Dataset excerpt

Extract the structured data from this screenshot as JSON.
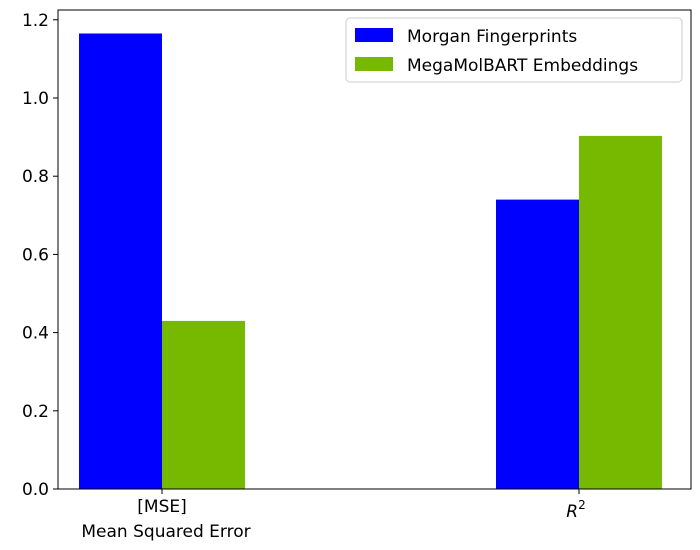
{
  "chart_data": {
    "type": "bar",
    "categories": [
      {
        "line1": "[MSE]",
        "line2": "Mean Squared Error"
      },
      {
        "base": "R",
        "sup": "2"
      }
    ],
    "series": [
      {
        "name": "Morgan Fingerprints",
        "color": "#0000ff",
        "values": [
          1.165,
          0.74
        ]
      },
      {
        "name": "MegaMolBART Embeddings",
        "color": "#76b900",
        "values": [
          0.43,
          0.903
        ]
      }
    ],
    "ylim": [
      0,
      1.225
    ],
    "yticks": [
      "0.0",
      "0.2",
      "0.4",
      "0.6",
      "0.8",
      "1.0",
      "1.2"
    ],
    "legend_position": "top-right",
    "grid": false
  }
}
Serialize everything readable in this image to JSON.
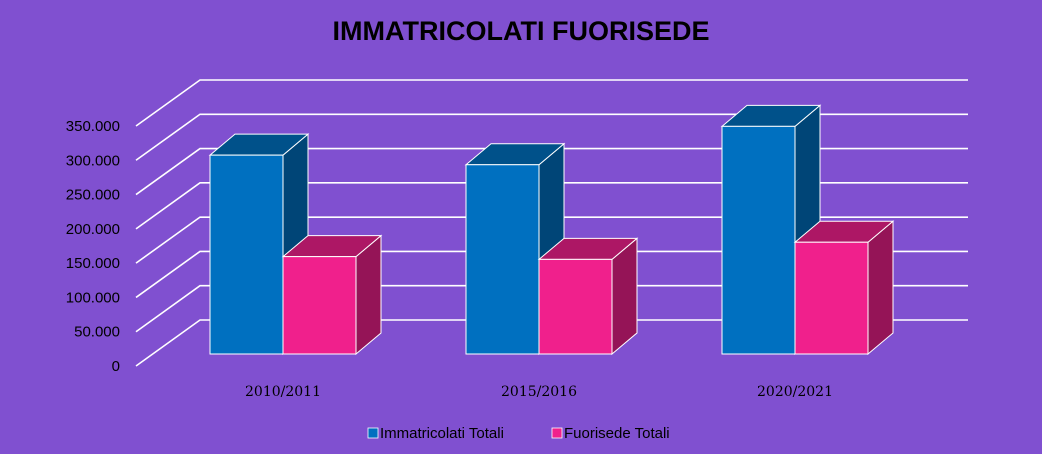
{
  "chart_data": {
    "type": "bar",
    "title": "IMMATRICOLATI FUORISEDE",
    "xlabel": "",
    "ylabel": "",
    "categories": [
      "2010/2011",
      "2015/2016",
      "2020/2021"
    ],
    "series": [
      {
        "name": "Immatricolati Totali",
        "values": [
          290000,
          276000,
          332000
        ],
        "color": "#0070c0"
      },
      {
        "name": "Fuorisede Totali",
        "values": [
          142000,
          138000,
          163000
        ],
        "color": "#f0208c"
      }
    ],
    "ylim": [
      0,
      350000
    ],
    "yticks": [
      0,
      50000,
      100000,
      150000,
      200000,
      250000,
      300000,
      350000
    ],
    "ytick_labels": [
      "0",
      "50.000",
      "100.000",
      "150.000",
      "200.000",
      "250.000",
      "300.000",
      "350.000"
    ],
    "grid": true,
    "legend_position": "bottom",
    "background_color": "#8050d0",
    "gridline_color": "#ffffff"
  }
}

TASK INSTRUCTIONS:
The lines to collect are those holding the string "Totali"; copy them all.

RESULT BELOW:
        "name": "Immatricolati Totali",
        "name": "Fuorisede Totali",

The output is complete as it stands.